◆ **Problem description**
Using the data below, copy every line that contains the word "JSON".

(Collected data entries)
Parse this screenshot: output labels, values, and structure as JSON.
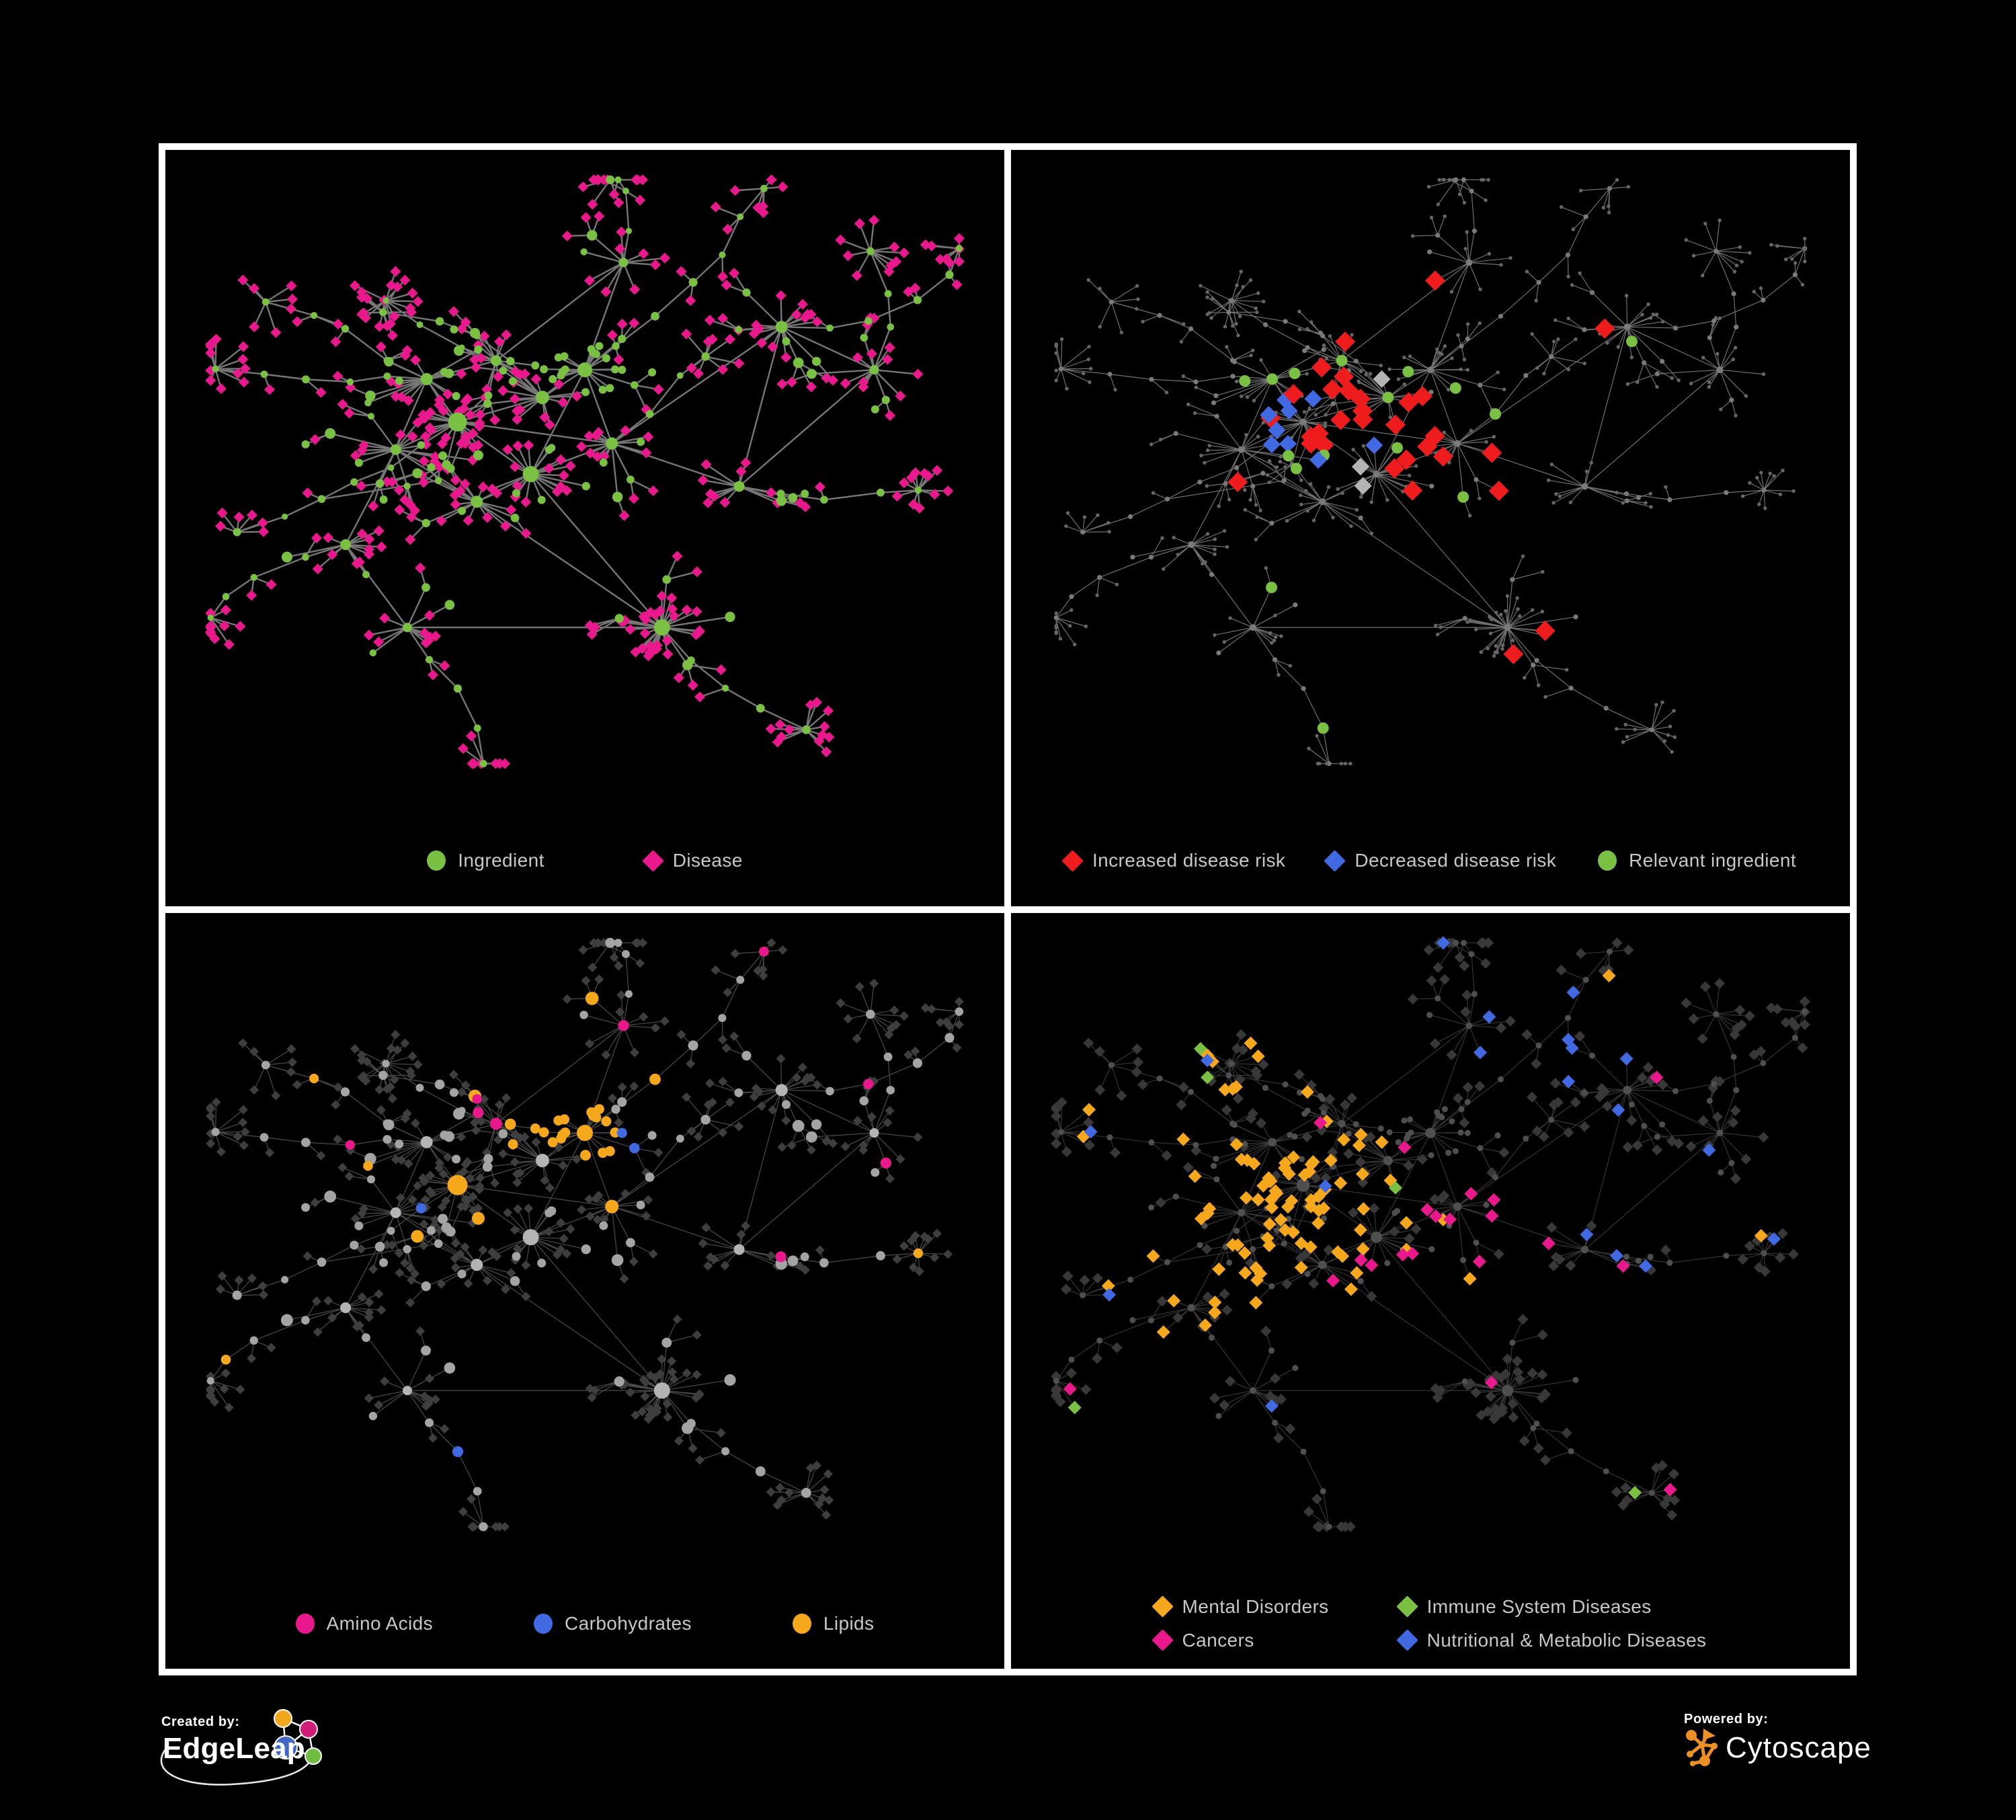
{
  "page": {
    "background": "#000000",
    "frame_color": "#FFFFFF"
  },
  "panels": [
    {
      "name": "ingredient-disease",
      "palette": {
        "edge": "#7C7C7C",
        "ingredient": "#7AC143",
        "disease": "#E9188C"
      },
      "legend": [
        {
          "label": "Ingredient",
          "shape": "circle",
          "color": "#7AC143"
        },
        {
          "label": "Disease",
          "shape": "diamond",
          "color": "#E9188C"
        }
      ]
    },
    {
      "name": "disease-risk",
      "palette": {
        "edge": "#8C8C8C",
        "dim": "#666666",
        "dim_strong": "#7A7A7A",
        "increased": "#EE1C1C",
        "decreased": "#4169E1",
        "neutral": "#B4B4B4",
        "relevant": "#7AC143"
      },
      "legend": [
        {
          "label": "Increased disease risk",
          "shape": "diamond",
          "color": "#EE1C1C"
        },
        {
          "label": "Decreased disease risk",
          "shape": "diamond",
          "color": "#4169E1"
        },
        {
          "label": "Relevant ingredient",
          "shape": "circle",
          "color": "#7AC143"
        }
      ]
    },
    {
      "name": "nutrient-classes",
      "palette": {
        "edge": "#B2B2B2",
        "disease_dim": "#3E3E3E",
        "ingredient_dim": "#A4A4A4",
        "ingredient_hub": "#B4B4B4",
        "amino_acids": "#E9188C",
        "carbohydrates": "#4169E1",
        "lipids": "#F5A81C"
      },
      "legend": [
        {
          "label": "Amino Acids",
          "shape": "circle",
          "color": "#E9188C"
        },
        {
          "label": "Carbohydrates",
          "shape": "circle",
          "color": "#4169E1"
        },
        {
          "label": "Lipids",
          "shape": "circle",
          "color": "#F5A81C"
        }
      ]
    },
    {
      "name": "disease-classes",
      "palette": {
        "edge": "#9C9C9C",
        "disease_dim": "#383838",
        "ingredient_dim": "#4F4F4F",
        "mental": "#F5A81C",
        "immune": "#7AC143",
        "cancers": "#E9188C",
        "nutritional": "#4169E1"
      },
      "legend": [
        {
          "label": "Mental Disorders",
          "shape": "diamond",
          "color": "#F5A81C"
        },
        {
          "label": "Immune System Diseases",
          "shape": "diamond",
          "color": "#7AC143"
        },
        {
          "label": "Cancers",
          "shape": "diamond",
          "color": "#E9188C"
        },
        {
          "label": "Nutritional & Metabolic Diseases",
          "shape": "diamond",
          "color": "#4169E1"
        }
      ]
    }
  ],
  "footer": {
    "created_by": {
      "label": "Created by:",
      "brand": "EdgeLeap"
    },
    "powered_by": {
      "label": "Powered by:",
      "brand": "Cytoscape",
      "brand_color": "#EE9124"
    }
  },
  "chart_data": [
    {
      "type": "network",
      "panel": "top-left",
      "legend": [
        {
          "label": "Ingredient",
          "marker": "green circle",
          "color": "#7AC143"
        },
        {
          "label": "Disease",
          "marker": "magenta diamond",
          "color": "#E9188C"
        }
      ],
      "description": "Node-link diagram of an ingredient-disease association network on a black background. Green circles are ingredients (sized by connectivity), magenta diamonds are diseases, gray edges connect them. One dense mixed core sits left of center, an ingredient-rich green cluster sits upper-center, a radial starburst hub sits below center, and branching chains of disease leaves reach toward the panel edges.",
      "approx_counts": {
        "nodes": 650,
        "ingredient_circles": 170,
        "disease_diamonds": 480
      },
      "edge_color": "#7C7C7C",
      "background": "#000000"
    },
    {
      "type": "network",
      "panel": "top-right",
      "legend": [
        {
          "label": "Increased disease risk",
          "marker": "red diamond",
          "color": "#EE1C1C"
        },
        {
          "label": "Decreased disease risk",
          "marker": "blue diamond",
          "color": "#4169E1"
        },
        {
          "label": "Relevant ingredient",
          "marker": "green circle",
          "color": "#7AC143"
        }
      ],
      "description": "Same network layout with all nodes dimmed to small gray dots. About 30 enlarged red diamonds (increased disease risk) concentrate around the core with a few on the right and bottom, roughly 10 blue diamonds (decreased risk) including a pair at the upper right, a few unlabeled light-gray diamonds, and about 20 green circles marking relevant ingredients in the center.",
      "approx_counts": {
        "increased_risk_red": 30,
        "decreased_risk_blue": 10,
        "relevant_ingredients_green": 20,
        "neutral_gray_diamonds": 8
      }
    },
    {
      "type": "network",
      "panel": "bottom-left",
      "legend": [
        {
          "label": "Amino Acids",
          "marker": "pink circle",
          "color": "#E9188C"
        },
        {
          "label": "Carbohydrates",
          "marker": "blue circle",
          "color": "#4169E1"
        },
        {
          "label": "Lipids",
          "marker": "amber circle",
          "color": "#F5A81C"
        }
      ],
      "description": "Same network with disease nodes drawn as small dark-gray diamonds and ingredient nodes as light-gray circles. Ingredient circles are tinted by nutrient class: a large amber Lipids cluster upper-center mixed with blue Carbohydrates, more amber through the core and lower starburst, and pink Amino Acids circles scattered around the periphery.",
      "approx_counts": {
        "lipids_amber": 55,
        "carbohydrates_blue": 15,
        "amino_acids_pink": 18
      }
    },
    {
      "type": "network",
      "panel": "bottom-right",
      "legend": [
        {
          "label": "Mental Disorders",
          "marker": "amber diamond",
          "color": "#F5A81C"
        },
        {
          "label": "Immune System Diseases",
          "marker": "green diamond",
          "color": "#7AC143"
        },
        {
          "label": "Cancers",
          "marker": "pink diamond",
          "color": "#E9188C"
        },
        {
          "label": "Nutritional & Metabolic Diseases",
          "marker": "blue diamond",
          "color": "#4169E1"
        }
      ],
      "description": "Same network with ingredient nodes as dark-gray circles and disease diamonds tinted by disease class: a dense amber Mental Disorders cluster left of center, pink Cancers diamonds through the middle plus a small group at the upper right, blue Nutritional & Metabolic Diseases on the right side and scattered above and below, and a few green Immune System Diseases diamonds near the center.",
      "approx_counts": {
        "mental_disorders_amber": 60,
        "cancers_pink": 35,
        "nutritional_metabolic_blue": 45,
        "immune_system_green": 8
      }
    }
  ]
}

...

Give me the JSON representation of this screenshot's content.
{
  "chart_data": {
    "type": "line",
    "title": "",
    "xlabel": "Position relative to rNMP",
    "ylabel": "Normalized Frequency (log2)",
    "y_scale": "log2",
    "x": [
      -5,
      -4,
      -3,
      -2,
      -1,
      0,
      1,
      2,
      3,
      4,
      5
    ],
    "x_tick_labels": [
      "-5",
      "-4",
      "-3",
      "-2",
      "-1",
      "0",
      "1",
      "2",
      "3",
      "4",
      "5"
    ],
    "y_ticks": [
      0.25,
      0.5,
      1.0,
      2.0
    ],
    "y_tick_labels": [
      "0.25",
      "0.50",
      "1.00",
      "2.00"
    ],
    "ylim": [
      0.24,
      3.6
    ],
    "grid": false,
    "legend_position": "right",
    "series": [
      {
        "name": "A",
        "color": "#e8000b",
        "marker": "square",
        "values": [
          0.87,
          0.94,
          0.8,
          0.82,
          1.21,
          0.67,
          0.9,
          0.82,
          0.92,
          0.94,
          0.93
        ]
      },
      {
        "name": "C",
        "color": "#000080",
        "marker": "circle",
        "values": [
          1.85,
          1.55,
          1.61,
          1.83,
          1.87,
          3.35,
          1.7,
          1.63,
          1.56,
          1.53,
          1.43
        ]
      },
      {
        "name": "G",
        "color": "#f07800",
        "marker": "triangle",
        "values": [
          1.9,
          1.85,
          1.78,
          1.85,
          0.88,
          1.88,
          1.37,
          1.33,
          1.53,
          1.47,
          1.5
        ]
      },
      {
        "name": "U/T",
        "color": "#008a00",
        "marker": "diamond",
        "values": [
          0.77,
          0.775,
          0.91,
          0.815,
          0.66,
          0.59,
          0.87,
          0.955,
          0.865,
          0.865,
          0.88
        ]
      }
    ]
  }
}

◆ **Task result**
Parse this screenshot: output labels, values, and structure as JSON.
Give me the JSON representation of this screenshot's content.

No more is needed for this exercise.